_MATERIAL_
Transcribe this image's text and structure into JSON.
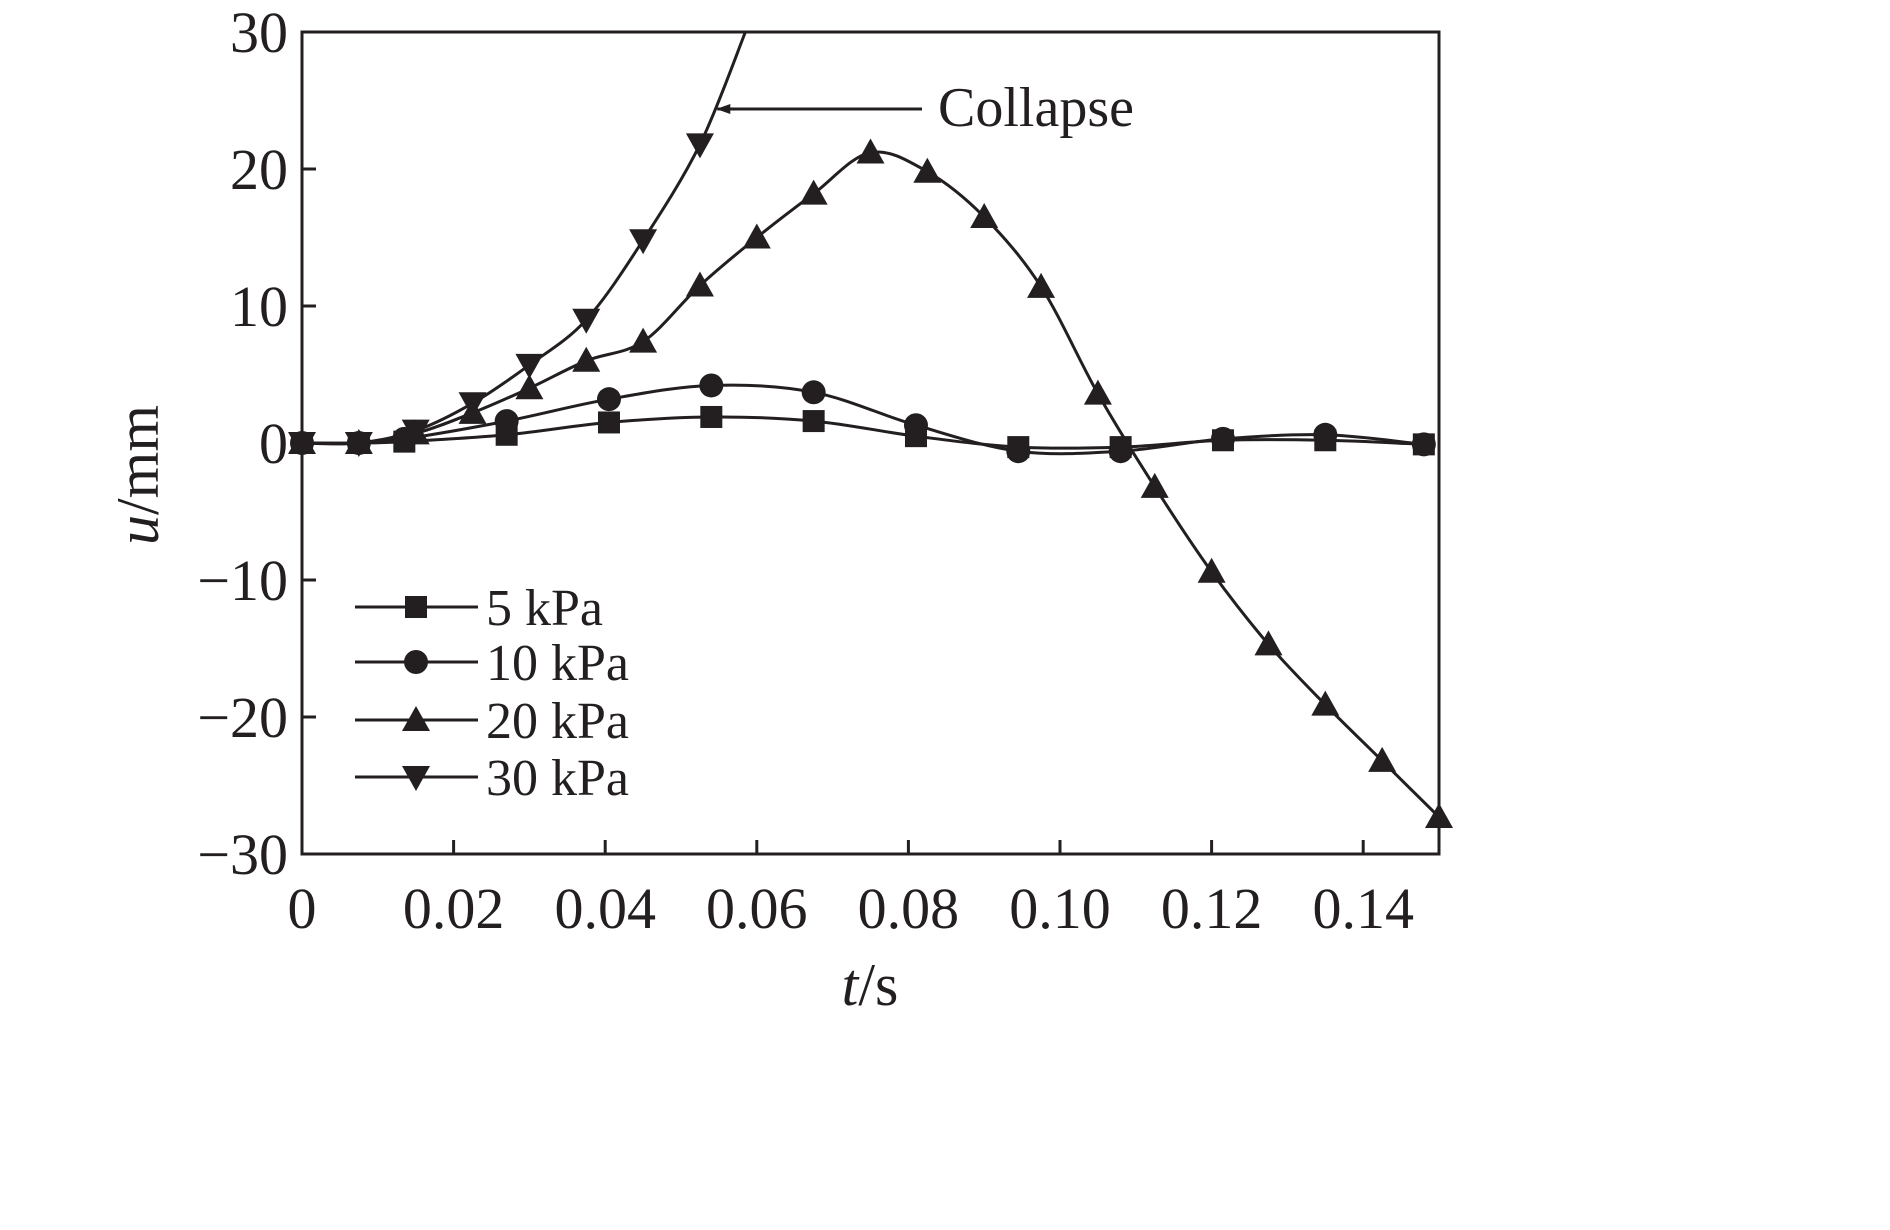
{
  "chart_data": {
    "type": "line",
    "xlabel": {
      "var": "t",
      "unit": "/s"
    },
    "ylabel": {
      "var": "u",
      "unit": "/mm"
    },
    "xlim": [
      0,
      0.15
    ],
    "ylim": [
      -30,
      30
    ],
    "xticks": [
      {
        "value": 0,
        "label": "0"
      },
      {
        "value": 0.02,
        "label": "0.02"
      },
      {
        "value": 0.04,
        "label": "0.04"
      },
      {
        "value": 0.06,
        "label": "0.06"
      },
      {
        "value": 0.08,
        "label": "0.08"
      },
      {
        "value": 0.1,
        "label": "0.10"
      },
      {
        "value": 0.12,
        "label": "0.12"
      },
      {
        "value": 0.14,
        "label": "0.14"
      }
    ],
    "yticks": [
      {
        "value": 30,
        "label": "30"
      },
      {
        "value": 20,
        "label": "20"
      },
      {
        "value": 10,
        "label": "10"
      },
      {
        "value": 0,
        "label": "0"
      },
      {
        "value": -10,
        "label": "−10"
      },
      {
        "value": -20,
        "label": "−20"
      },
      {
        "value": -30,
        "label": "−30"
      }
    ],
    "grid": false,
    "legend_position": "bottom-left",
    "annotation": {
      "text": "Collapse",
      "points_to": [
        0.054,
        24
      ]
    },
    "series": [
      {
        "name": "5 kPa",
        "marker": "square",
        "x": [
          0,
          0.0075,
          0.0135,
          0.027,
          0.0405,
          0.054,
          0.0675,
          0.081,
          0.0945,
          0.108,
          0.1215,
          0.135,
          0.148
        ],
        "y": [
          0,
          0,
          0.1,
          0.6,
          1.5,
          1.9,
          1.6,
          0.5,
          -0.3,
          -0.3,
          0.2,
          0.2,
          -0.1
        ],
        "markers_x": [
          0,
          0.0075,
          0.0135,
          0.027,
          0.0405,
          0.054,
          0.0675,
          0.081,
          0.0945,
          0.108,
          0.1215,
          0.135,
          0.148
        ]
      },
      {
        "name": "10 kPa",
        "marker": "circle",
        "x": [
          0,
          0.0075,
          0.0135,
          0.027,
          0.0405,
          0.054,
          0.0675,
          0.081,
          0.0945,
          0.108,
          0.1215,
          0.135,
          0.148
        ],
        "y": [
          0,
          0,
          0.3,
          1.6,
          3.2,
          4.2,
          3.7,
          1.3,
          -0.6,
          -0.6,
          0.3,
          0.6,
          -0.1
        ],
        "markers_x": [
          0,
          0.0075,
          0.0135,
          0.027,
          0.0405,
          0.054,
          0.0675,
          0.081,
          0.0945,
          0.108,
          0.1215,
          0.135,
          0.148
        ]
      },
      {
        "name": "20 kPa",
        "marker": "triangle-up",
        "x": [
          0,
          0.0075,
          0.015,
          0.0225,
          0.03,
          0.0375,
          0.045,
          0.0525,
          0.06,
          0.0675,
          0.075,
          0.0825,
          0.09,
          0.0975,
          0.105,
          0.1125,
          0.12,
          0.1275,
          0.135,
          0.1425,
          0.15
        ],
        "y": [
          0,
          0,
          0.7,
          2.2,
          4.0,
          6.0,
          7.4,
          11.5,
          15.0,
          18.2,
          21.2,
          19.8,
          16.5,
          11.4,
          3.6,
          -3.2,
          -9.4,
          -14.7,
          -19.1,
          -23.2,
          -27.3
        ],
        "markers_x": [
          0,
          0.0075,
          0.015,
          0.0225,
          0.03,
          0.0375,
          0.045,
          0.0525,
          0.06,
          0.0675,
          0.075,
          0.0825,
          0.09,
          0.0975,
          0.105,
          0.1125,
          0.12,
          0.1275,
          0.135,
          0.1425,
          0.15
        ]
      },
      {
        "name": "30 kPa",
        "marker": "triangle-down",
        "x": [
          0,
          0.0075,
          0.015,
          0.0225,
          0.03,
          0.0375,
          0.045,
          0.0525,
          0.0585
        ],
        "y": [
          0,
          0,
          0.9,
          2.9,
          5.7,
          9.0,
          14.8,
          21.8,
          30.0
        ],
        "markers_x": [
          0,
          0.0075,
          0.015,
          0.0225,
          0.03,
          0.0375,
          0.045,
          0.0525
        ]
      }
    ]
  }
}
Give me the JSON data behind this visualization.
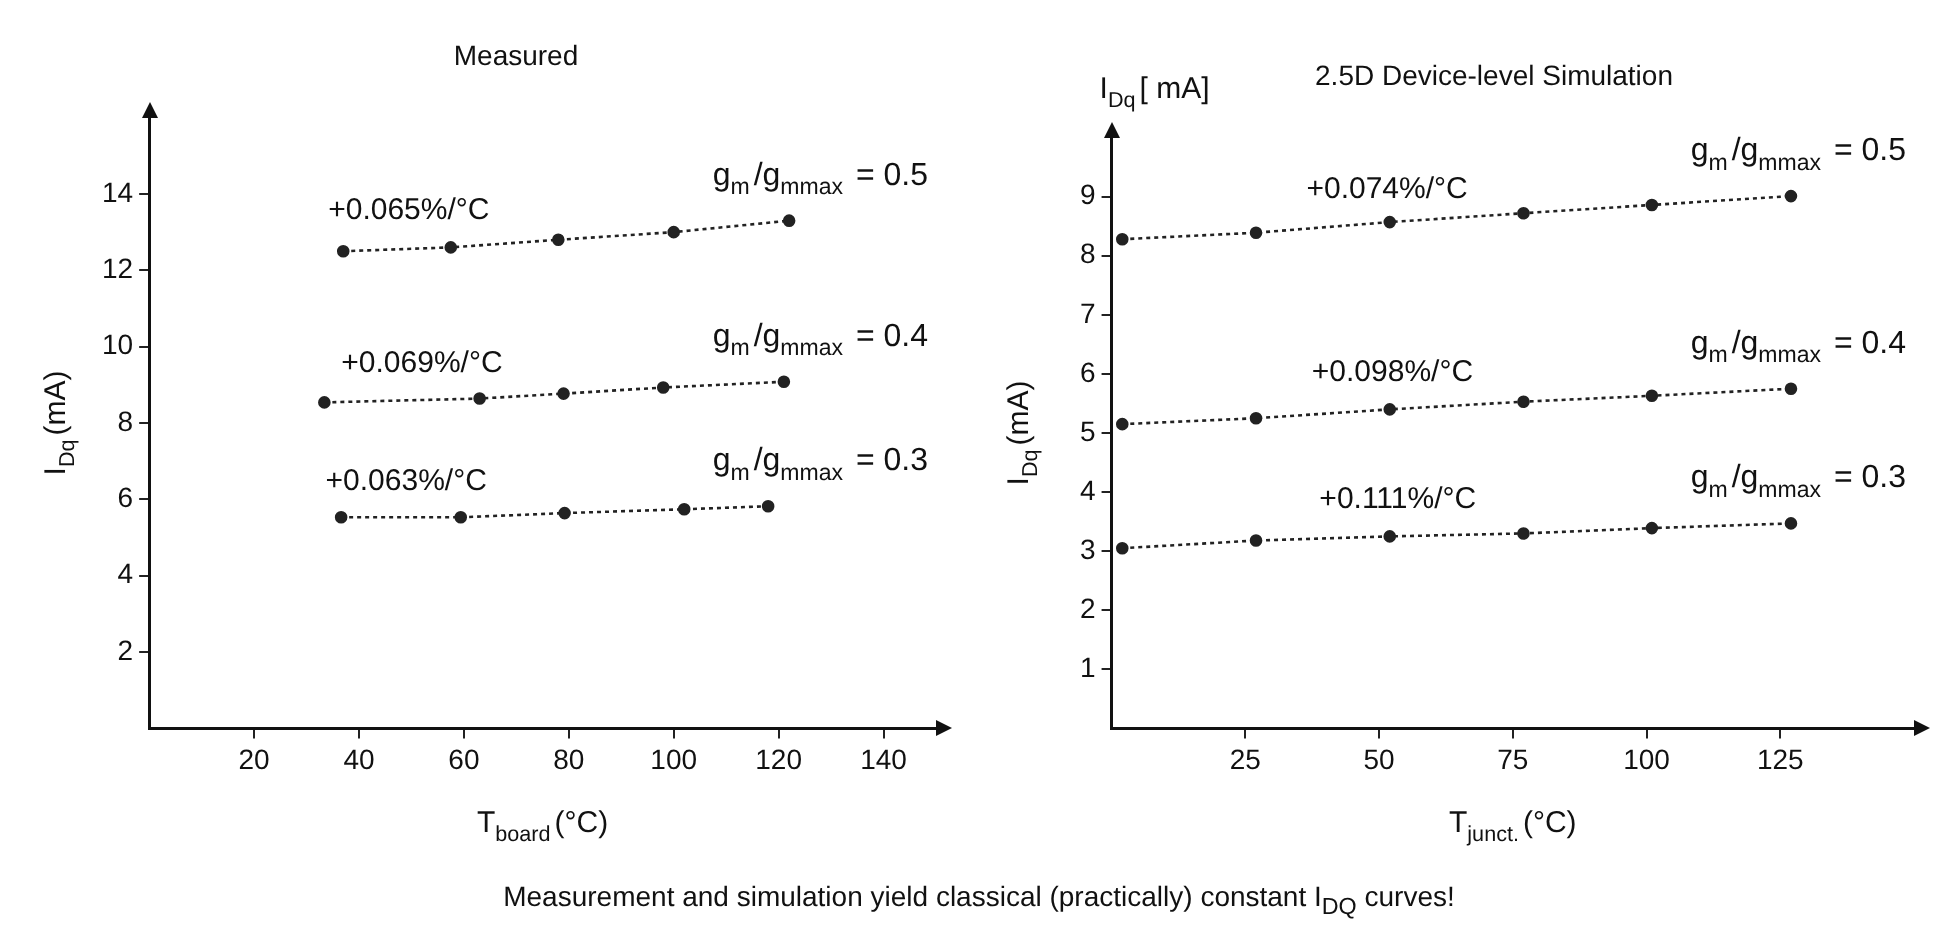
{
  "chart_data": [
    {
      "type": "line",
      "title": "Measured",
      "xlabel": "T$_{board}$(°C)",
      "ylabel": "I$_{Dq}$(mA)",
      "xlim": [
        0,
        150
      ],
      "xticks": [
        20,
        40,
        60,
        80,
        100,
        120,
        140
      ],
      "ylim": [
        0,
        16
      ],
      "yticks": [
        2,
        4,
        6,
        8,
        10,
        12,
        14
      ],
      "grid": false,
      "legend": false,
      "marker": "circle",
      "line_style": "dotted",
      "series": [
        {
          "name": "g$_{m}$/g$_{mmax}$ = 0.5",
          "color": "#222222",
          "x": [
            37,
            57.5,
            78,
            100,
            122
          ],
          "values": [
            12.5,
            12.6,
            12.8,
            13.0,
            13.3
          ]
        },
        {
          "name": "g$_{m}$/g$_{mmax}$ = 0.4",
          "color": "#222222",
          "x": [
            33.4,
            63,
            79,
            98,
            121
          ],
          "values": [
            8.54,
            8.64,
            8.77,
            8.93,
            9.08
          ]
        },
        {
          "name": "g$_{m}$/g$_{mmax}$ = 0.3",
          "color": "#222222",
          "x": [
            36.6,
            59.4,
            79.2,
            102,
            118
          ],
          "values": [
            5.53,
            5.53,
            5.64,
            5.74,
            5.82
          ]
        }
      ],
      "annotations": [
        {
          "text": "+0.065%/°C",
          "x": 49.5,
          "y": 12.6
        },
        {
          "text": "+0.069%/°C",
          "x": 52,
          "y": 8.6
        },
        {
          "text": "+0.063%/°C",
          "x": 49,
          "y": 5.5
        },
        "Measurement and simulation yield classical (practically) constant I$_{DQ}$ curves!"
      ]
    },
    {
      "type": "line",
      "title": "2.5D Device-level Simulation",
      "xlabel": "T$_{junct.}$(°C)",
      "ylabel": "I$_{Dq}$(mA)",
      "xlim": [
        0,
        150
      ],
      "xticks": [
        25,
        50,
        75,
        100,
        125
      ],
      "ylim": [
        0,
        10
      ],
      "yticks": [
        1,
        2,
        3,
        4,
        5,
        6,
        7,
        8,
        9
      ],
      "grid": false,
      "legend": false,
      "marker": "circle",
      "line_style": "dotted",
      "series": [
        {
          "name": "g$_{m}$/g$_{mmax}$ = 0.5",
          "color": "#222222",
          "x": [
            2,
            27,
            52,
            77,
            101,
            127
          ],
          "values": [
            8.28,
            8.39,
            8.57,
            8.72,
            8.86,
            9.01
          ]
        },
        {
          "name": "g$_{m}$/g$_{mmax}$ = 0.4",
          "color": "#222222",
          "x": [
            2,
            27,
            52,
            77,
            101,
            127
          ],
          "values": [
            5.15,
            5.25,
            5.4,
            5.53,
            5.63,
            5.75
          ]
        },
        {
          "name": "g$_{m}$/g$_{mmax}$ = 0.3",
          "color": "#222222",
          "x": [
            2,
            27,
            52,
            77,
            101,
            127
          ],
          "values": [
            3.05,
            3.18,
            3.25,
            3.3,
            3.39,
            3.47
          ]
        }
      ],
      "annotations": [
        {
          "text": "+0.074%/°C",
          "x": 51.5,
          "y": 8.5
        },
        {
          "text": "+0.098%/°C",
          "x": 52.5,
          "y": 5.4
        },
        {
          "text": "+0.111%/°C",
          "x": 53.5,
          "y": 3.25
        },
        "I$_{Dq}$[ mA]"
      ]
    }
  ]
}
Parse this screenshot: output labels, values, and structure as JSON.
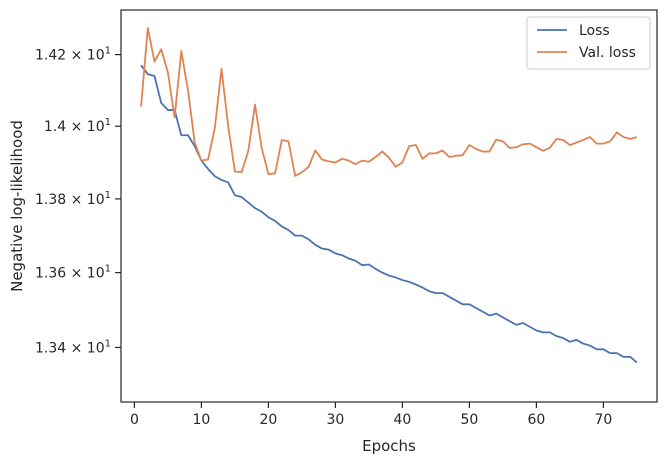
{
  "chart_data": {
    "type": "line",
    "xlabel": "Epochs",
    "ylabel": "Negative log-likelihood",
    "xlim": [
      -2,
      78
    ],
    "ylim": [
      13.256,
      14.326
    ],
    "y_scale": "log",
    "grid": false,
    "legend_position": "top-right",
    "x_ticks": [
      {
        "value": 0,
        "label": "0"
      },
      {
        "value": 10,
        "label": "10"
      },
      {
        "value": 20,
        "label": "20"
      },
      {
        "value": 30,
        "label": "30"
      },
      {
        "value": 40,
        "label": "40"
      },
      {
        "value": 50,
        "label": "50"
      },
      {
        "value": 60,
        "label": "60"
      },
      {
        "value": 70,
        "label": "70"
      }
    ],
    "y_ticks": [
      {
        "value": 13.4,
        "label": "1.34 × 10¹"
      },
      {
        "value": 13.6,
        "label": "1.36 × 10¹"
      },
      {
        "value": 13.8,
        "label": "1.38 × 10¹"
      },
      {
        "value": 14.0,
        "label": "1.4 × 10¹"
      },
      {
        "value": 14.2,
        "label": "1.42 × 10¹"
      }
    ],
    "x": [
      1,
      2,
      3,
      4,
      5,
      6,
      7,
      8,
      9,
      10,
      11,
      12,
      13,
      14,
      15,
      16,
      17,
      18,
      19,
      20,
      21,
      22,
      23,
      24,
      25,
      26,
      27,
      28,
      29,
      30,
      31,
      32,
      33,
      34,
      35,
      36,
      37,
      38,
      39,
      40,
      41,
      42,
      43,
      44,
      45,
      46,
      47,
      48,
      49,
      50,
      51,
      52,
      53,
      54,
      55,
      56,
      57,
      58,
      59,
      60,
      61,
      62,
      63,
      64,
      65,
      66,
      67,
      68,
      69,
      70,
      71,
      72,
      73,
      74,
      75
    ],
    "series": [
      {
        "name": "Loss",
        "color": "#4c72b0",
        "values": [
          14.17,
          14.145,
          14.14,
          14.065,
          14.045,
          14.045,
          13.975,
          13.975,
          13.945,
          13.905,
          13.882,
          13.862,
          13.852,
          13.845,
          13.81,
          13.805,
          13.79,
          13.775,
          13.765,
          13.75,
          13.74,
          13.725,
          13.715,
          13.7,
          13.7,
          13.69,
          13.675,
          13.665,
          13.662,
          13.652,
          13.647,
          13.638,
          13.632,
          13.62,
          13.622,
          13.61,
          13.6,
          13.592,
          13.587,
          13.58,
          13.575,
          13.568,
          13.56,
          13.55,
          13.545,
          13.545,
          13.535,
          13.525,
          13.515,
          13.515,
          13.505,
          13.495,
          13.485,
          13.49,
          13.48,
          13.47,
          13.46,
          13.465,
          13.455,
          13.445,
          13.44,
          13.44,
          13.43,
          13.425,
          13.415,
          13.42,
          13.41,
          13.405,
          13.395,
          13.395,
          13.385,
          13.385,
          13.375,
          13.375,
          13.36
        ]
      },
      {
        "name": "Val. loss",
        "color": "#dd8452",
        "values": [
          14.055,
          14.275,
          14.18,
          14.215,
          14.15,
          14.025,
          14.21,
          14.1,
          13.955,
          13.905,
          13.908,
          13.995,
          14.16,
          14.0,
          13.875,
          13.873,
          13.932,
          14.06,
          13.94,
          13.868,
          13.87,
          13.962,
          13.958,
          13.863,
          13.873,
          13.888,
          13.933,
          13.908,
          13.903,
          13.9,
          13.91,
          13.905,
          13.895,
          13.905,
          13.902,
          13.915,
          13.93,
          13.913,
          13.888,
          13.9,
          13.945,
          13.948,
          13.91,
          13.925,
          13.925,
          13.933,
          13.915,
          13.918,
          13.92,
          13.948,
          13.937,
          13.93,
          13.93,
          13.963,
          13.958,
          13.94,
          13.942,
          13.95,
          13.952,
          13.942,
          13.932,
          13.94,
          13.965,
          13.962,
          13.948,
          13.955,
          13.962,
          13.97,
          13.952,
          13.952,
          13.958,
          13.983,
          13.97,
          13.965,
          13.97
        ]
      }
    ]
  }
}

_TASK INSTRUCTIONS_
Copy each line of the records above that carries the word "name".

_CORRECT RESPONSE_
        "name": "5 kPa",
        "name": "10 kPa",
        "name": "20 kPa",
        "name": "30 kPa",
          "name": "g$_{m}$/g$_{mmax}$ = 0.5",
          "name": "g$_{m}$/g$_{mmax}$ = 0.4",
          "name": "g$_{m}$/g$_{mmax}$ = 0.3",
          "name": "g$_{m}$/g$_{mmax}$ = 0.5",
          "name": "g$_{m}$/g$_{mmax}$ = 0.4",
          "name": "g$_{m}$/g$_{mmax}$ = 0.3",
        "name": "Loss",
        "name": "Val. loss",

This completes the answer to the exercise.